• _REQUIRED TASK_:
Take every line that has the string "Annie" and copy it out.

• _RECORDS TO USE_:

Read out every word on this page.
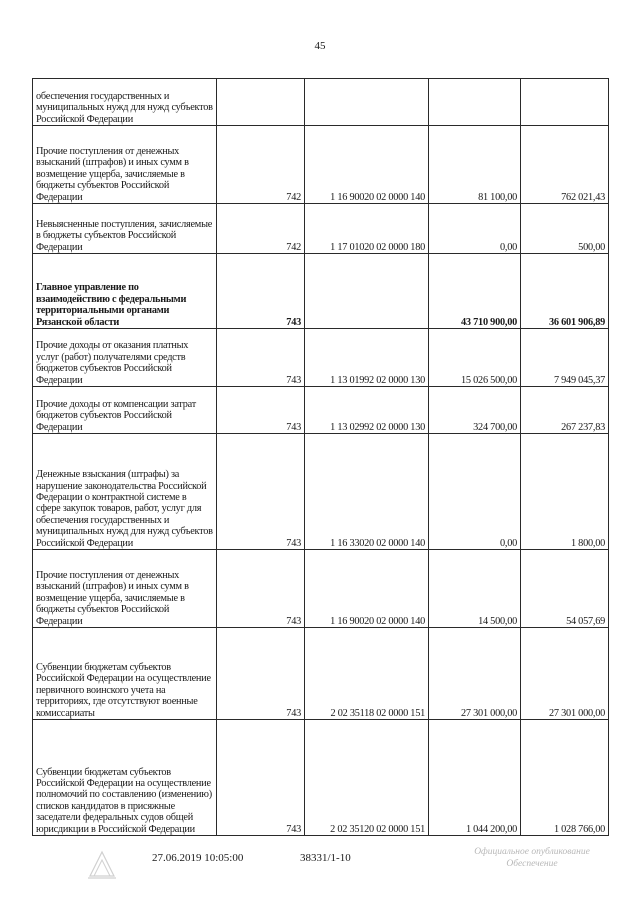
45
обеспечения государственных и муниципальных нужд для нужд субъектов Российской Федерации				
Прочие поступления от денежных взысканий (штрафов) и иных сумм в возмещение ущерба, зачисляемые в бюджеты субъектов Российской Федерации	742	1 16 90020 02 0000 140	81 100,00	762 021,43
Невыясненные поступления, зачисляемые в бюджеты субъектов Российской Федерации	742	1 17 01020 02 0000 180	0,00	500,00
Главное управление по взаимодействию с федеральными территориальными органами Рязанской области	743		43 710 900,00	36 601 906,89
Прочие доходы от оказания платных услуг (работ) получателями средств бюджетов субъектов Российской Федерации	743	1 13 01992 02 0000 130	15 026 500,00	7 949 045,37
Прочие доходы от компенсации затрат бюджетов субъектов Российской Федерации	743	1 13 02992 02 0000 130	324 700,00	267 237,83
Денежные взыскания (штрафы) за нарушение законодательства Российской Федерации о контрактной системе в сфере закупок товаров, работ, услуг для обеспечения государственных и муниципальных нужд для нужд субъектов Российской Федерации	743	1 16 33020 02 0000 140	0,00	1 800,00
Прочие поступления от денежных взысканий (штрафов) и иных сумм в возмещение ущерба, зачисляемые в бюджеты субъектов Российской Федерации	743	1 16 90020 02 0000 140	14 500,00	54 057,69
Субвенции бюджетам субъектов Российской Федерации на осуществление первичного воинского учета на территориях, где отсутствуют военные комиссариаты	743	2 02 35118 02 0000 151	27 301 000,00	27 301 000,00
Субвенции бюджетам субъектов Российской Федерации на осуществление полномочий по составлению (изменению) списков кандидатов в присяжные заседатели федеральных судов общей юрисдикции в Российской Федерации	743	2 02 35120 02 0000 151	1 044 200,00	1 028 766,00
27.06.2019 10:05:00	38331/1-10	Официальное опубликование Обеспечение
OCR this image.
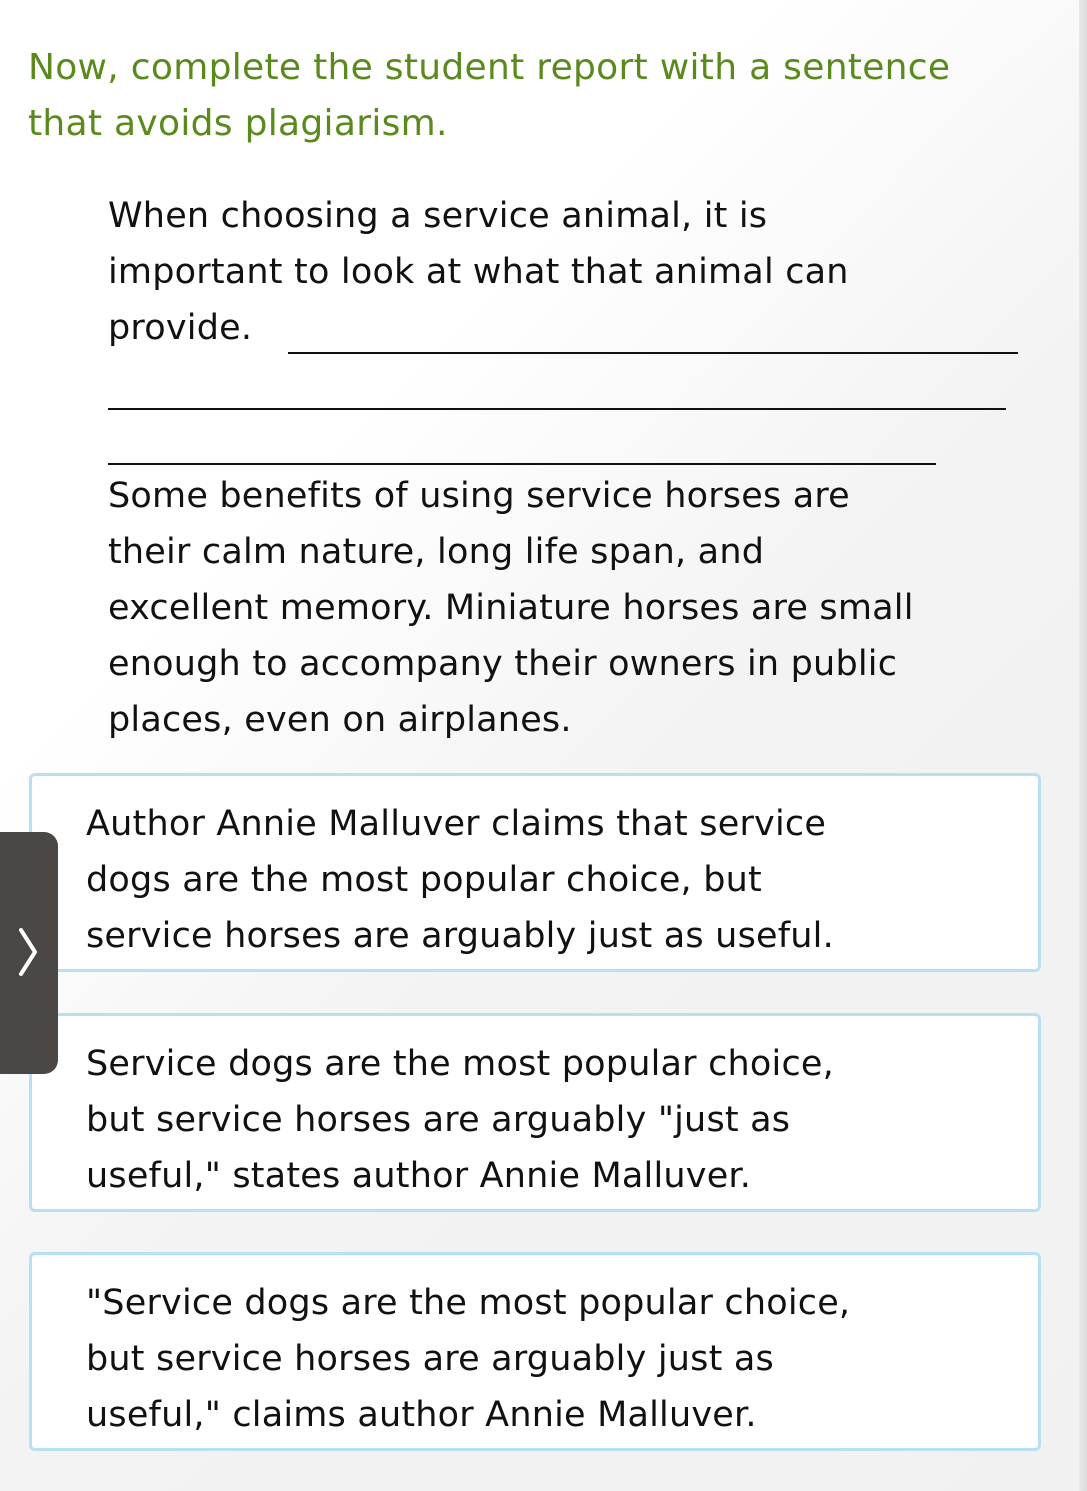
Now, complete the student report with a sentence
that avoids plagiarism.

When choosing a service animal, it is

important to look at what that animal can

provide.

Some benefits of using service horses are

their calm nature, long life span, and

excellent memory. Miniature horses are small

enough to accompany their owners in public

places, even on airplanes.

Author Annie Malluver claims that service
dogs are the most popular choice, but
service horses are arguably just as useful.
Service dogs are the most popular choice,
but service horses are arguably "just as
useful," states author Annie Malluver.
"Service dogs are the most popular choice,
but service horses are arguably just as
useful," claims author Annie Malluver.
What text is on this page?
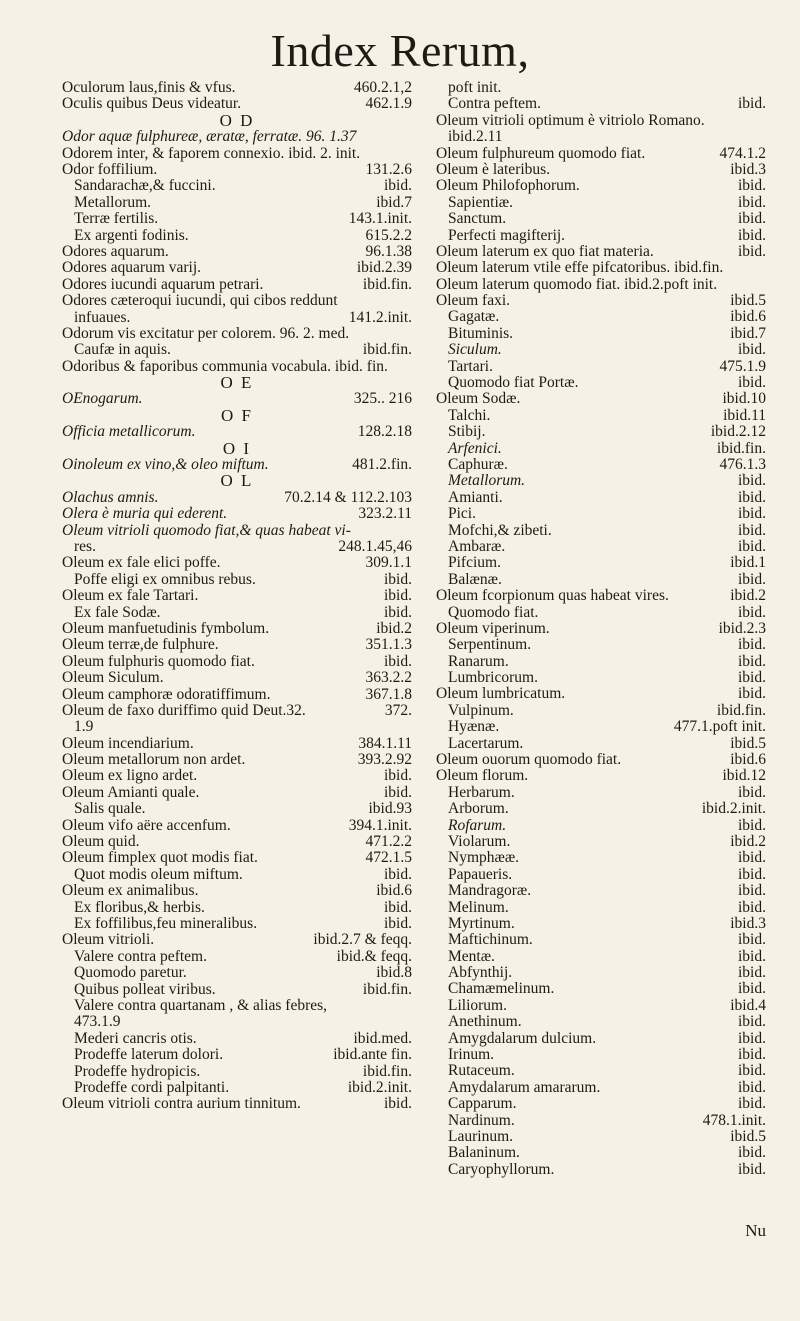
Index Rerum,
Oculorum laus,finis & vfus.	460.2.1,2
Oculis quibus Deus videatur.	462.1.9
O D
Odor aquæ fulphureæ, æratæ, ferratæ. 96. 1.37
Odorem inter, & faporem connexio. ibid. 2. init.
Odor foffilium.	131.2.6
Sandarachæ,& fuccini.	ibid.
Metallorum.	ibid.7
Terræ fertilis.	143.1.init.
Ex argenti fodinis.	615.2.2
Odores aquarum.	96.1.38
Odores aquarum varij.	ibid.2.39
Odores iucundi aquarum petrari.	ibid.fin.
Odores cæteroqui iucundi, qui cibos reddunt
infuaues.	141.2.init.
Odorum vis excitatur per colorem. 96. 2. med.
Caufæ in aquis.	ibid.fin.
Odoribus & faporibus communia vocabula. ibid. fin.
O E
OEnogarum.	325.. 216
O F
Officia metallicorum.	128.2.18
O I
Oinoleum ex vino,& oleo miftum.	481.2.fin.
O L
Olachus amnis.	70.2.14 & 112.2.103
Olera è muria qui ederent.	323.2.11
Oleum vitrioli quomodo fiat,& quas habeat vi-
res.	248.1.45,46
Oleum ex fale elici poffe.	309.1.1
Poffe eligi ex omnibus rebus.	ibid.
Oleum ex fale Tartari.	ibid.
Ex fale Sodæ.	ibid.
Oleum manfuetudinis fymbolum.	ibid.2
Oleum terræ,de fulphure.	351.1.3
Oleum fulphuris quomodo fiat.	ibid.
Oleum Siculum.	363.2.2
Oleum camphoræ odoratiffimum.	367.1.8
Oleum de faxo duriffimo quid Deut.32.	372.
1.9
Oleum incendiarium.	384.1.11
Oleum metallorum non ardet.	393.2.92
Oleum ex ligno ardet.	ibid.
Oleum Amianti quale.	ibid.
Salis quale.	ibid.93
Oleum vifo aëre accenfum.	394.1.init.
Oleum quid.	471.2.2
Oleum fimplex quot modis fiat.	472.1.5
Quot modis oleum miftum.	ibid.
Oleum ex animalibus.	ibid.6
Ex floribus,& herbis.	ibid.
Ex foffilibus,feu mineralibus.	ibid.
Oleum vitrioli.	ibid.2.7 & feqq.
Valere contra peftem.	ibid.& feqq.
Quomodo paretur.	ibid.8
Quibus polleat viribus.	ibid.fin.
Valere contra quartanam , & alias febres,
473.1.9
Mederi cancris otis.	ibid.med.
Prodeffe laterum dolori.	ibid.ante fin.
Prodeffe hydropicis.	ibid.fin.
Prodeffe cordi palpitanti.	ibid.2.init.
Oleum vitrioli contra aurium tinnitum.	ibid.
poft init.
Contra peftem.	ibid.
Oleum vitrioli optimum è vitriolo Romano.
ibid.2.11
Oleum fulphureum quomodo fiat.	474.1.2
Oleum è lateribus.	ibid.3
Oleum Philofophorum.	ibid.
Sapientiæ.	ibid.
Sanctum.	ibid.
Perfecti magifterij.	ibid.
Oleum laterum ex quo fiat materia.	ibid.
Oleum laterum vtile effe pifcatoribus. ibid.fin.
Oleum laterum quomodo fiat. ibid.2.poft init.
Oleum faxi.	ibid.5
Gagatæ.	ibid.6
Bituminis.	ibid.7
Siculum.	ibid.
Tartari.	475.1.9
Quomodo fiat Portæ.	ibid.
Oleum Sodæ.	ibid.10
Talchi.	ibid.11
Stibij.	ibid.2.12
Arfenici.	ibid.fin.
Caphuræ.	476.1.3
Metallorum.	ibid.
Amianti.	ibid.
Pici.	ibid.
Mofchi,& zibeti.	ibid.
Ambaræ.	ibid.
Pifcium.	ibid.1
Balænæ.	ibid.
Oleum fcorpionum quas habeat vires.	ibid.2
Quomodo fiat.	ibid.
Oleum viperinum.	ibid.2.3
Serpentinum.	ibid.
Ranarum.	ibid.
Lumbricorum.	ibid.
Oleum lumbricatum.	ibid.
Vulpinum.	ibid.fin.
Hyænæ.	477.1.poft init.
Lacertarum.	ibid.5
Oleum ouorum quomodo fiat.	ibid.6
Oleum florum.	ibid.12
Herbarum.	ibid.
Arborum.	ibid.2.init.
Rofarum.	ibid.
Violarum.	ibid.2
Nymphææ.	ibid.
Papaueris.	ibid.
Mandragoræ.	ibid.
Melinum.	ibid.
Myrtinum.	ibid.3
Maftichinum.	ibid.
Mentæ.	ibid.
Abfynthij.	ibid.
Chamæmelinum.	ibid.
Liliorum.	ibid.4
Anethinum.	ibid.
Amygdalarum dulcium.	ibid.
Irinum.	ibid.
Rutaceum.	ibid.
Amydalarum amararum.	ibid.
Capparum.	ibid.
Nardinum.	478.1.init.
Laurinum.	ibid.5
Balaninum.	ibid.
Caryophyllorum.	ibid.
Nu
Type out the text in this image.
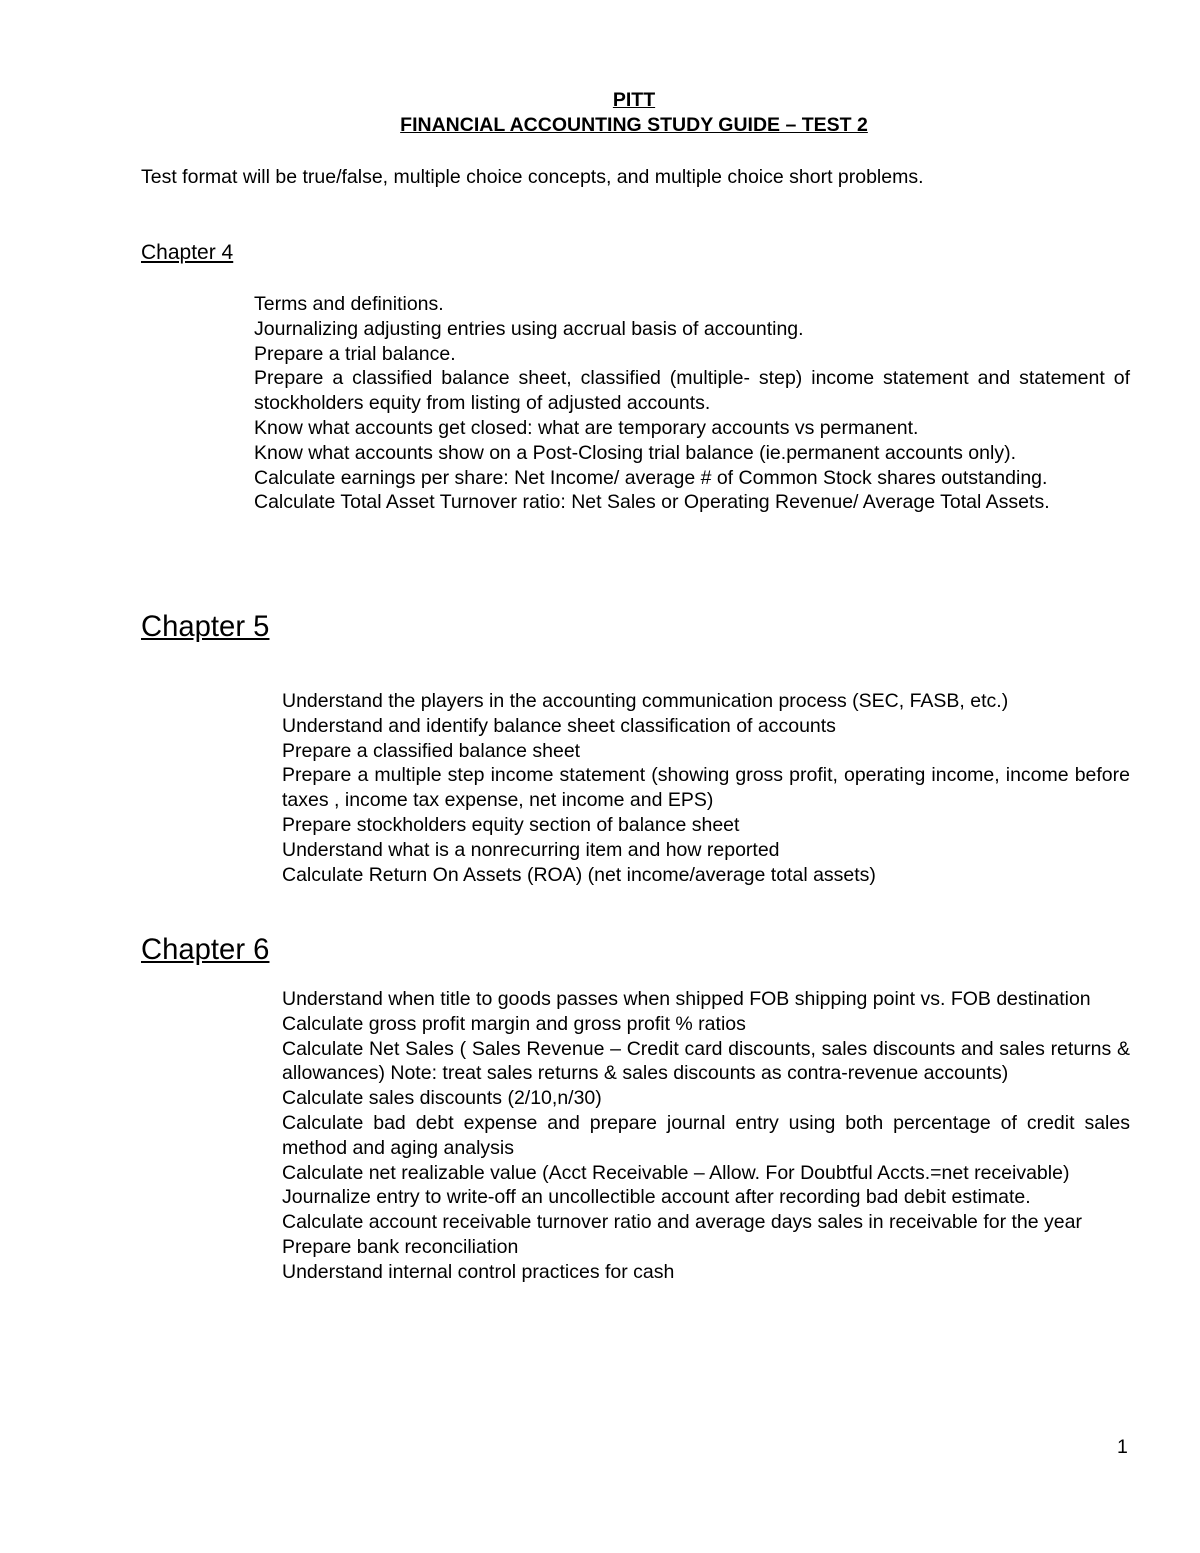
PITT
FINANCIAL ACCOUNTING STUDY GUIDE – TEST 2

Test format will be true/false, multiple choice concepts, and multiple choice short problems.

Chapter 4
Terms and definitions.
Journalizing adjusting entries using accrual basis of accounting.
Prepare a trial balance.
Prepare a classified balance sheet, classified (multiple- step) income statement and statement of stockholders equity from listing of adjusted accounts.
Know what accounts get closed: what are temporary accounts vs permanent.
Know what accounts show on a Post-Closing trial balance (ie.permanent accounts only).
Calculate earnings per share: Net Income/ average # of Common Stock shares outstanding.
Calculate Total Asset Turnover ratio: Net Sales or Operating Revenue/ Average Total Assets.
Chapter 5
Understand the players in the accounting communication process (SEC, FASB, etc.)
Understand and identify balance sheet classification of accounts
Prepare a classified balance sheet
Prepare a multiple step income statement (showing gross profit, operating income, income before taxes , income tax expense, net income and EPS)
Prepare stockholders equity section of balance sheet
Understand what is a nonrecurring item and how reported
Calculate Return On Assets (ROA) (net income/average total assets)
Chapter 6
Understand when title to goods passes when shipped FOB shipping point vs. FOB destination
Calculate gross profit margin and gross profit % ratios
Calculate Net Sales ( Sales Revenue – Credit card discounts, sales discounts and sales returns & allowances) Note: treat sales returns & sales discounts as contra-revenue accounts)
Calculate sales discounts (2/10,n/30)
Calculate bad debt expense and prepare journal entry using both percentage of credit sales method and aging analysis
Calculate net realizable value (Acct Receivable – Allow. For Doubtful Accts.=net receivable)
Journalize entry to write-off an uncollectible account after recording bad debit estimate.
Calculate account receivable turnover ratio and average days sales in receivable for the year
Prepare bank reconciliation
Understand internal control practices for cash

1
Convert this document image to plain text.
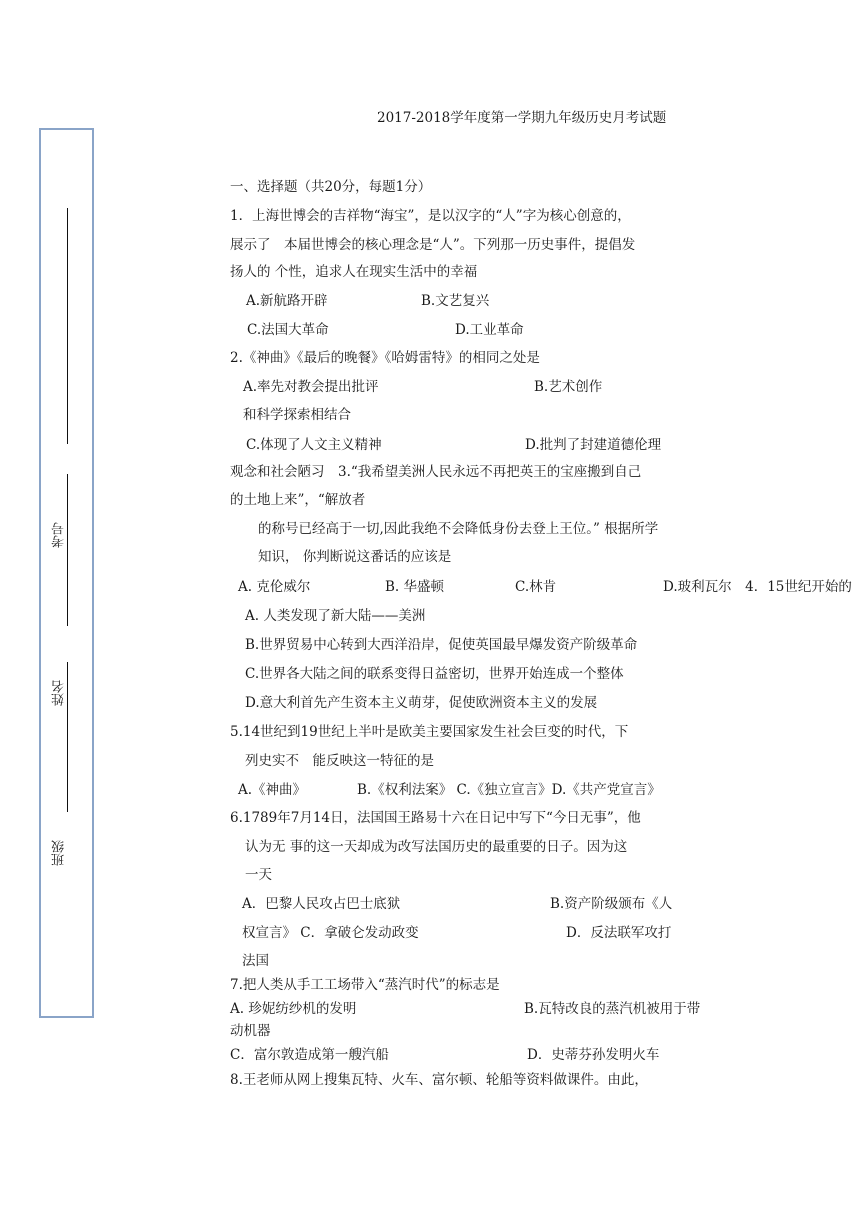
考号
姓名
班级
2017-2018学年度第一学期九年级历史月考试题
一、选择题（共20分，每题1分）
1．上海世博会的吉祥物“海宝”，是以汉字的“人”字为核心创意的，
展示了　本届世博会的核心理念是“人”。下列那一历史事件，提倡发
扬人的 个性，追求人在现实生活中的幸福
A.新航路开辟	B.文艺复兴
C.法国大革命	D.工业革命
2.《神曲》《最后的晚餐》《哈姆雷特》的相同之处是
A.率先对教会提出批评	B.艺术创作
和科学探索相结合
C.体现了人文主义精神	D.批判了封建道德伦理
观念和社会陋习　3.“我希望美洲人民永远不再把英王的宝座搬到自己
的土地上来”，“解放者
的称号已经高于一切,因此我绝不会降低身份去登上王位。” 根据所学
知识， 你判断说这番话的应该是
A. 克伦威尔	B. 华盛顿	C.林肯	D.玻利瓦尔　4．15世纪开始的
A. 人类发现了新大陆——美洲
B.世界贸易中心转到大西洋沿岸，促使英国最早爆发资产阶级革命
C.世界各大陆之间的联系变得日益密切，世界开始连成一个整体
D.意大利首先产生资本主义萌芽，促使欧洲资本主义的发展
5.14世纪到19世纪上半叶是欧美主要国家发生社会巨变的时代，下
列史实不　能反映这一特征的是
A.《神曲》	B.《权利法案》 C.《独立宣言》D.《共产党宣言》
6.1789年7月14日，法国国王路易十六在日记中写下“今日无事”，他
认为无 事的这一天却成为改写法国历史的最重要的日子。因为这
一天
A．巴黎人民攻占巴士底狱	B.资产阶级颁布《人
权宣言》 C．拿破仑发动政变	D．反法联军攻打
法国
7.把人类从手工工场带入“蒸汽时代”的标志是
A. 珍妮纺纱机的发明	B.瓦特改良的蒸汽机被用于带
动机器
C．富尔敦造成第一艘汽船	D．史蒂芬孙发明火车
8.王老师从网上搜集瓦特、火车、富尔顿、轮船等资料做课件。由此，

• _RESULT FOR THIS EXERCISE_:
Author Annie Malluver claims that service
useful," states author Annie Malluver.
useful," claims author Annie Malluver.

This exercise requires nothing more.